Short exercise
Repeat the records below exactly, leaving out every picture.

■ ■ ■

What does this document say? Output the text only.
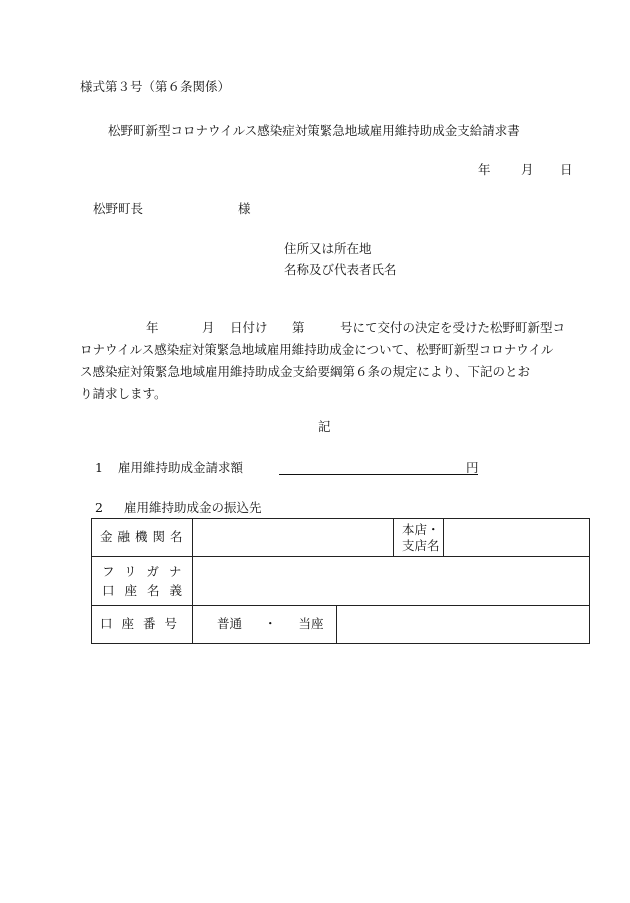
様式第３号（第６条関係）
松野町新型コロナウイルス感染症対策緊急地域雇用維持助成金支給請求書
年 月 日
松野町長	様
住所又は所在地
名称及び代表者氏名
年	月 日付け 第	号にて交付の決定を受けた松野町新型コ
ロナウイルス感染症対策緊急地域雇用維持助成金について、松野町新型コロナウイル
ス感染症対策緊急地域雇用維持助成金支給要綱第６条の規定により、下記のとお
り請求します。
記
1 雇用維持助成金請求額	円
2 雇用維持助成金の振込先
金融機関名			本店・
支店名	

フリガナ
口座名義				

口座番号	普通 ・ 当座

■ ■ ■

Response
What does this document say? Output the text only.
様式第３号（第６条関係）
松野町新型コロナウイルス感染症対策緊急地域雇用維持助成金支給請求書
年 月 日
松野町長	様
住所又は所在地
名称及び代表者氏名
年	月 日付け 第	号にて交付の決定を受けた松野町新型コ
ロナウイルス感染症対策緊急地域雇用維持助成金について、松野町新型コロナウイル
ス感染症対策緊急地域雇用維持助成金支給要綱第６条の規定により、下記のとお
り請求します。
記
1 雇用維持助成金請求額	円
2 雇用維持助成金の振込先
金融機関名			本店・
支店名	

フリガナ
口座名義				

口座番号	普通 ・ 当座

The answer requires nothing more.